◆ GOAL: Make an exact transcription of the material, leaving out all images.
═════ THE DATA
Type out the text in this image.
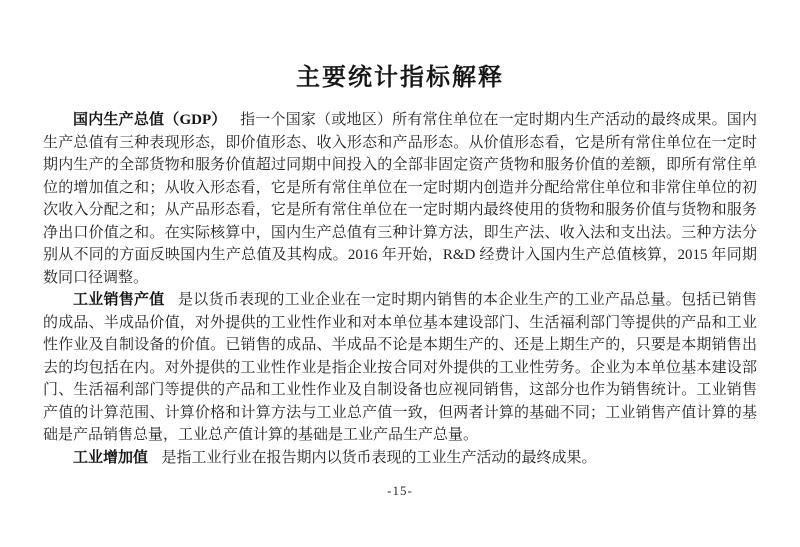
主要统计指标解释

国内生产总值（GDP） 指一个国家（或地区）所有常住单位在一定时期内生产活动的最终成果。国内生产总值有三种表现形态，即价值形态、收入形态和产品形态。从价值形态看，它是所有常住单位在一定时期内生产的全部货物和服务价值超过同期中间投入的全部非固定资产货物和服务价值的差额，即所有常住单位的增加值之和；从收入形态看，它是所有常住单位在一定时期内创造并分配给常住单位和非常住单位的初次收入分配之和；从产品形态看，它是所有常住单位在一定时期内最终使用的货物和服务价值与货物和服务净出口价值之和。在实际核算中，国内生产总值有三种计算方法，即生产法、收入法和支出法。三种方法分别从不同的方面反映国内生产总值及其构成。2016 年开始，R&D 经费计入国内生产总值核算，2015 年同期数同口径调整。

工业销售产值 是以货币表现的工业企业在一定时期内销售的本企业生产的工业产品总量。包括已销售的成品、半成品价值，对外提供的工业性作业和对本单位基本建设部门、生活福利部门等提供的产品和工业性作业及自制设备的价值。已销售的成品、半成品不论是本期生产的、还是上期生产的，只要是本期销售出去的均包括在内。对外提供的工业性作业是指企业按合同对外提供的工业性劳务。企业为本单位基本建设部门、生活福利部门等提供的产品和工业性作业及自制设备也应视同销售，这部分也作为销售统计。工业销售产值的计算范围、计算价格和计算方法与工业总产值一致，但两者计算的基础不同；工业销售产值计算的基础是产品销售总量，工业总产值计算的基础是工业产品生产总量。

工业增加值 是指工业行业在报告期内以货币表现的工业生产活动的最终成果。

-15-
══════════
◆ SOLUTION TO THIS EXERCISE:
Type out the text in this image.
主要统计指标解释

国内生产总值（GDP） 指一个国家（或地区）所有常住单位在一定时期内生产活动的最终成果。国内生产总值有三种表现形态，即价值形态、收入形态和产品形态。从价值形态看，它是所有常住单位在一定时期内生产的全部货物和服务价值超过同期中间投入的全部非固定资产货物和服务价值的差额，即所有常住单位的增加值之和；从收入形态看，它是所有常住单位在一定时期内创造并分配给常住单位和非常住单位的初次收入分配之和；从产品形态看，它是所有常住单位在一定时期内最终使用的货物和服务价值与货物和服务净出口价值之和。在实际核算中，国内生产总值有三种计算方法，即生产法、收入法和支出法。三种方法分别从不同的方面反映国内生产总值及其构成。2016 年开始，R&D 经费计入国内生产总值核算，2015 年同期数同口径调整。

工业销售产值 是以货币表现的工业企业在一定时期内销售的本企业生产的工业产品总量。包括已销售的成品、半成品价值，对外提供的工业性作业和对本单位基本建设部门、生活福利部门等提供的产品和工业性作业及自制设备的价值。已销售的成品、半成品不论是本期生产的、还是上期生产的，只要是本期销售出去的均包括在内。对外提供的工业性作业是指企业按合同对外提供的工业性劳务。企业为本单位基本建设部门、生活福利部门等提供的产品和工业性作业及自制设备也应视同销售，这部分也作为销售统计。工业销售产值的计算范围、计算价格和计算方法与工业总产值一致，但两者计算的基础不同；工业销售产值计算的基础是产品销售总量，工业总产值计算的基础是工业产品生产总量。

工业增加值 是指工业行业在报告期内以货币表现的工业生产活动的最终成果。

-15-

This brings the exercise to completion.